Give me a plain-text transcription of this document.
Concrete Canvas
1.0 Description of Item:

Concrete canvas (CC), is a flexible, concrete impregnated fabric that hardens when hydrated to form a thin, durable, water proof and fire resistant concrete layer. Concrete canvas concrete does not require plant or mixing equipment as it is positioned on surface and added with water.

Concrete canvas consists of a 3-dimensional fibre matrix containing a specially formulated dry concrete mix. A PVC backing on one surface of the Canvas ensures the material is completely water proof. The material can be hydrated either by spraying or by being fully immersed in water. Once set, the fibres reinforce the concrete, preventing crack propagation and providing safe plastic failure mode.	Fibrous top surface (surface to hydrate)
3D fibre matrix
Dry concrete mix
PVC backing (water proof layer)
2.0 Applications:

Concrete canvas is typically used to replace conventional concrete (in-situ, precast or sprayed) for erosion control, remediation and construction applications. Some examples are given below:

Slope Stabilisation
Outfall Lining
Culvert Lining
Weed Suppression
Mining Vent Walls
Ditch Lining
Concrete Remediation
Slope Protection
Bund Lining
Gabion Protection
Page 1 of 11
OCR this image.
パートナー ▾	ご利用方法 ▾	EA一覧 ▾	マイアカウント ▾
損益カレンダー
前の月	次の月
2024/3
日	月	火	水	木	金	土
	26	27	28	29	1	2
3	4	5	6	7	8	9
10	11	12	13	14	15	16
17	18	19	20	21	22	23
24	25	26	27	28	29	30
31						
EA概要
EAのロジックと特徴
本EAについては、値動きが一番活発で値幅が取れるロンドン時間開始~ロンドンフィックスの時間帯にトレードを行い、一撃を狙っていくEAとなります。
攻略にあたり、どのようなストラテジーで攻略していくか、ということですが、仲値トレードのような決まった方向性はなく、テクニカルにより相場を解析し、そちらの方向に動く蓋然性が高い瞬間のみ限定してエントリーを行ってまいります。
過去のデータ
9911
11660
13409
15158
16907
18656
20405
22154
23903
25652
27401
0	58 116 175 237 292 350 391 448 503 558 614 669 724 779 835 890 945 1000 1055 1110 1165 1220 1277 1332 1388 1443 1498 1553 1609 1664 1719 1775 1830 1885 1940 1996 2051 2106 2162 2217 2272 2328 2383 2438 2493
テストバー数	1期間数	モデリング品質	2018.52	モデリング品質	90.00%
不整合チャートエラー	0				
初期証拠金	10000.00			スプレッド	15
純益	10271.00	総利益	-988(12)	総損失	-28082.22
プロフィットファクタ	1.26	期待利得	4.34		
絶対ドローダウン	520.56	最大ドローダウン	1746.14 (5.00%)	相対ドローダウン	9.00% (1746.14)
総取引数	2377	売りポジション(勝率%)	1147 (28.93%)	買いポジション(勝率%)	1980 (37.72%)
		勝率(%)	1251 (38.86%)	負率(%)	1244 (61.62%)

#### Set exercise:
Go through the material above and copy each line that has the word "Protection".

#### Task response:
Slope Protection
Gabion Protection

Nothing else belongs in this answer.